__GOAL__.
Skip the pictures. Repeat everything else in the records word for word.

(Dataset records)
::::
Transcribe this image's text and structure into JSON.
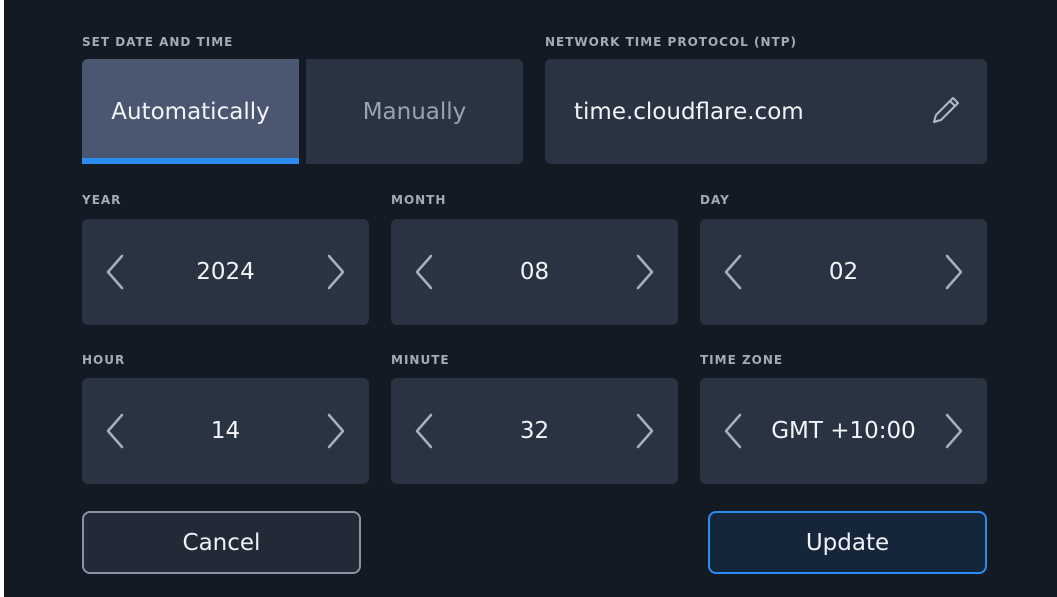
{
  "date_time_mode": {
    "label": "SET DATE AND TIME",
    "options": [
      "Automatically",
      "Manually"
    ],
    "selected": "Automatically"
  },
  "ntp": {
    "label": "NETWORK TIME PROTOCOL (NTP)",
    "value": "time.cloudflare.com",
    "edit_icon": "pencil-icon"
  },
  "year": {
    "label": "YEAR",
    "value": "2024"
  },
  "month": {
    "label": "MONTH",
    "value": "08"
  },
  "day": {
    "label": "DAY",
    "value": "02"
  },
  "hour": {
    "label": "HOUR",
    "value": "14"
  },
  "minute": {
    "label": "MINUTE",
    "value": "32"
  },
  "time_zone": {
    "label": "TIME ZONE",
    "value": "GMT +10:00"
  },
  "buttons": {
    "cancel": "Cancel",
    "update": "Update"
  },
  "colors": {
    "background": "#141a24",
    "tile": "#2a3342",
    "selected_segment": "#4b5670",
    "accent": "#2b8cf0",
    "label_text": "#a3abb8"
  },
  "icons": {
    "previous": "chevron-left-icon",
    "next": "chevron-right-icon"
  }
}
::::
__RIGHT ANSWER__.
Transcribe this image's text and structure into JSON.
{
  "date_time_mode": {
    "label": "SET DATE AND TIME",
    "options": [
      "Automatically",
      "Manually"
    ],
    "selected": "Automatically"
  },
  "ntp": {
    "label": "NETWORK TIME PROTOCOL (NTP)",
    "value": "time.cloudflare.com",
    "edit_icon": "pencil-icon"
  },
  "year": {
    "label": "YEAR",
    "value": "2024"
  },
  "month": {
    "label": "MONTH",
    "value": "08"
  },
  "day": {
    "label": "DAY",
    "value": "02"
  },
  "hour": {
    "label": "HOUR",
    "value": "14"
  },
  "minute": {
    "label": "MINUTE",
    "value": "32"
  },
  "time_zone": {
    "label": "TIME ZONE",
    "value": "GMT +10:00"
  },
  "buttons": {
    "cancel": "Cancel",
    "update": "Update"
  },
  "colors": {
    "background": "#141a24",
    "tile": "#2a3342",
    "selected_segment": "#4b5670",
    "accent": "#2b8cf0",
    "label_text": "#a3abb8"
  },
  "icons": {
    "previous": "chevron-left-icon",
    "next": "chevron-right-icon"
  }
}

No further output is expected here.